═════ RECORDS TO USE ═════

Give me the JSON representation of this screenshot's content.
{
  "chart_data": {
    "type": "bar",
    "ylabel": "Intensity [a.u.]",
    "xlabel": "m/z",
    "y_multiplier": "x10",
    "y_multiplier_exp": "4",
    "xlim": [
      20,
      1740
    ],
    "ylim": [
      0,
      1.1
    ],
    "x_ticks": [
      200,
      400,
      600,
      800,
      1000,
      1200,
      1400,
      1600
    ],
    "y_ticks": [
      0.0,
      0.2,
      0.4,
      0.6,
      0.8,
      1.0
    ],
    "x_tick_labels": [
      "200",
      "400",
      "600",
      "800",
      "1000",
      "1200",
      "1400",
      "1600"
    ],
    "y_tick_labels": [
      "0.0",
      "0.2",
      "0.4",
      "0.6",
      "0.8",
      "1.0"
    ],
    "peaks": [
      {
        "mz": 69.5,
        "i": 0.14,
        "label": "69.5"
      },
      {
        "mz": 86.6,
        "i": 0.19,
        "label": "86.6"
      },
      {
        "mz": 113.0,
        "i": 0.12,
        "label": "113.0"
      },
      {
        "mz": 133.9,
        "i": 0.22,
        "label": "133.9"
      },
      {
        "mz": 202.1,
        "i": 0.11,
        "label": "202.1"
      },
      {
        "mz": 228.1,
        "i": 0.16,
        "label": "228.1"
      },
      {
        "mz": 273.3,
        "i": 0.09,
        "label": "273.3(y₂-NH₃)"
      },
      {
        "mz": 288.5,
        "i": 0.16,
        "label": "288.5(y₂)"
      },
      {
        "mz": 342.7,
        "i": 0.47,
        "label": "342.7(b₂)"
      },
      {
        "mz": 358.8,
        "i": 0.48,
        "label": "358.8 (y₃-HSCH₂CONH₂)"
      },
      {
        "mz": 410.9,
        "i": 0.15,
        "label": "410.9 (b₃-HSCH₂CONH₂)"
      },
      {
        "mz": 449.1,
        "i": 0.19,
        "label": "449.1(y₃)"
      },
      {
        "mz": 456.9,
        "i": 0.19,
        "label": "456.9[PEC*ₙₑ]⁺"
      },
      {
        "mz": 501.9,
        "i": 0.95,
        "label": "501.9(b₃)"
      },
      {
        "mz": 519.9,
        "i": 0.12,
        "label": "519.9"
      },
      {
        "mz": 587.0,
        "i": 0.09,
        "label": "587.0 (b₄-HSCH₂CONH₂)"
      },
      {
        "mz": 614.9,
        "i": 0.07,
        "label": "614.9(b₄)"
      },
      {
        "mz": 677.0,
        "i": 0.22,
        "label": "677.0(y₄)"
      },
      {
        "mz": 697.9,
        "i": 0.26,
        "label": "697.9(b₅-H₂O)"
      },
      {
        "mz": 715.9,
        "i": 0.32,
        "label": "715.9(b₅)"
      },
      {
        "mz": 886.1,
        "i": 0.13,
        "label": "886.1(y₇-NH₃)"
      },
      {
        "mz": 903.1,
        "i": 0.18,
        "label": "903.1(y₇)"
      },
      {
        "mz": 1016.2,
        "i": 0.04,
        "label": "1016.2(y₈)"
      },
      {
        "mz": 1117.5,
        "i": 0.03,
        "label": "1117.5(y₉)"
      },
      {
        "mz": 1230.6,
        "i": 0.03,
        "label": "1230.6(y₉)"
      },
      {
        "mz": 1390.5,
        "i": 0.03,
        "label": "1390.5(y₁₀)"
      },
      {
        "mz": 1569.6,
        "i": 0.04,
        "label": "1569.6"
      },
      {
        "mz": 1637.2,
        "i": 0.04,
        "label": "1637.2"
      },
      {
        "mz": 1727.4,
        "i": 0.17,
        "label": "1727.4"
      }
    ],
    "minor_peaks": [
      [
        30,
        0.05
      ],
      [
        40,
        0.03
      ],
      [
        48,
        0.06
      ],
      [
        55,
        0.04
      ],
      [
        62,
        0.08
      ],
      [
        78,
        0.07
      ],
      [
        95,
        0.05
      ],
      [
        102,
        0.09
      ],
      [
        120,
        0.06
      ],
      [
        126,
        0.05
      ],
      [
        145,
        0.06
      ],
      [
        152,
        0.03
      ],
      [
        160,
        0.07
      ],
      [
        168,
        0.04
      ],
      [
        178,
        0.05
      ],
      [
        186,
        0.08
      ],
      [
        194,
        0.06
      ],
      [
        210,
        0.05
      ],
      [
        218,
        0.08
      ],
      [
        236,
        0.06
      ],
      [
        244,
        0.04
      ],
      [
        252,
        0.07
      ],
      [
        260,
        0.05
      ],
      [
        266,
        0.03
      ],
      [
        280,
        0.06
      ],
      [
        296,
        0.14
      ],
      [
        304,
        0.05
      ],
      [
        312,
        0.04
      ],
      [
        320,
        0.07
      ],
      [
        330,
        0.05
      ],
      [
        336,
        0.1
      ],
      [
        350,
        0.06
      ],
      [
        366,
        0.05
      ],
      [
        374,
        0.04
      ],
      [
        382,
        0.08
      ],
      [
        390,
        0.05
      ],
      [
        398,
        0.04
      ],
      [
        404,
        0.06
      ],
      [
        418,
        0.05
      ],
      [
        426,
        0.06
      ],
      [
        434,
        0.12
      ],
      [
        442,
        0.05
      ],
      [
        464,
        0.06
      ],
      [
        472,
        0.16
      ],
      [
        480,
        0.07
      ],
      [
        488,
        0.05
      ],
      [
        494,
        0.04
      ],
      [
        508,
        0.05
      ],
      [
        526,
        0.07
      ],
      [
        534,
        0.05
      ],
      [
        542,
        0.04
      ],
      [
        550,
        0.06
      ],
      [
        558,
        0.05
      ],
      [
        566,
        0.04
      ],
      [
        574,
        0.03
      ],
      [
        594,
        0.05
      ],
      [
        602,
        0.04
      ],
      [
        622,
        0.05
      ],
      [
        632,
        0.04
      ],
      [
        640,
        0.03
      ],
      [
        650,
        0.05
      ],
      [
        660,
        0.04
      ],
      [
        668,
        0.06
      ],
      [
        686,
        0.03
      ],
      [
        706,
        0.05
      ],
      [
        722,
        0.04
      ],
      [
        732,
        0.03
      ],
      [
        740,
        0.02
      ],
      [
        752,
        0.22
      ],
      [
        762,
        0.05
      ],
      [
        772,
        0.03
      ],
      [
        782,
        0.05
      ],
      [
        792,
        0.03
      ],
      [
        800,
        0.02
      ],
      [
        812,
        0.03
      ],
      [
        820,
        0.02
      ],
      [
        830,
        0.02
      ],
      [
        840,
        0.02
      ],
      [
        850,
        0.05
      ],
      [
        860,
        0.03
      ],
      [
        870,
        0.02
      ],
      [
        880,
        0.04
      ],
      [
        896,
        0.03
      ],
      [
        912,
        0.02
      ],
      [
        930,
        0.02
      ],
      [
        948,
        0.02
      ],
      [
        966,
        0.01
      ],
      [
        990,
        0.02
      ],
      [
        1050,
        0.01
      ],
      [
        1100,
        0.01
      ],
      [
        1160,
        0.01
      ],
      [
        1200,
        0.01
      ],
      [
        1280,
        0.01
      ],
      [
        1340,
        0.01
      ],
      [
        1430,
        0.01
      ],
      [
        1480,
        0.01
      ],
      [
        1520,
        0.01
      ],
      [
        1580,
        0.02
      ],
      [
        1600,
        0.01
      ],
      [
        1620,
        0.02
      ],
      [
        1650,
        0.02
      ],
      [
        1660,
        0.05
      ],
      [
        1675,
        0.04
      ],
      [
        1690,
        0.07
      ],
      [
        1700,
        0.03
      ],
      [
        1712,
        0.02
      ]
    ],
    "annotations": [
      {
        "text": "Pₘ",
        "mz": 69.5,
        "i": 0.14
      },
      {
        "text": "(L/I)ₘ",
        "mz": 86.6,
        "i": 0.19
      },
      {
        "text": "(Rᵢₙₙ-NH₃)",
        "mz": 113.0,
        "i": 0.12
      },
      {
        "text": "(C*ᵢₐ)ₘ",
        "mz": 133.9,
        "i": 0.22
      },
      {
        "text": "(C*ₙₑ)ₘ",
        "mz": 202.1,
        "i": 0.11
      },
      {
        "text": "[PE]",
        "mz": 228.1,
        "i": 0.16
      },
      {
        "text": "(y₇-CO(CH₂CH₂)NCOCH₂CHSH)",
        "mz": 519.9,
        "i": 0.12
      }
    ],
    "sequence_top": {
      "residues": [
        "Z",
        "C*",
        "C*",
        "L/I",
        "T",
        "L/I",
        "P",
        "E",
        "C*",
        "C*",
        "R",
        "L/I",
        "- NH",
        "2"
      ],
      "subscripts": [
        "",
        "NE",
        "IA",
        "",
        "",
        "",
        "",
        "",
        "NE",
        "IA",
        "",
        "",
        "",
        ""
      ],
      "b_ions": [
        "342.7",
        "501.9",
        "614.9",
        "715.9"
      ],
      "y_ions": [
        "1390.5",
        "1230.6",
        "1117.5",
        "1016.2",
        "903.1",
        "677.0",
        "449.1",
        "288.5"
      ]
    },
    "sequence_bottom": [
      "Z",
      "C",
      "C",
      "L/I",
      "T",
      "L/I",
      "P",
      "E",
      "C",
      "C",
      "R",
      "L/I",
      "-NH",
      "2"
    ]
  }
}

═════

OBJECTIVE:
Where a line holds "HSCH₂CONH₂", copy that line.

RESULT BELOW:
        "label": "358.8 (y₃-HSCH₂CONH₂)"
        "label": "410.9 (b₃-HSCH₂CONH₂)"
        "label": "587.0 (b₄-HSCH₂CONH₂)"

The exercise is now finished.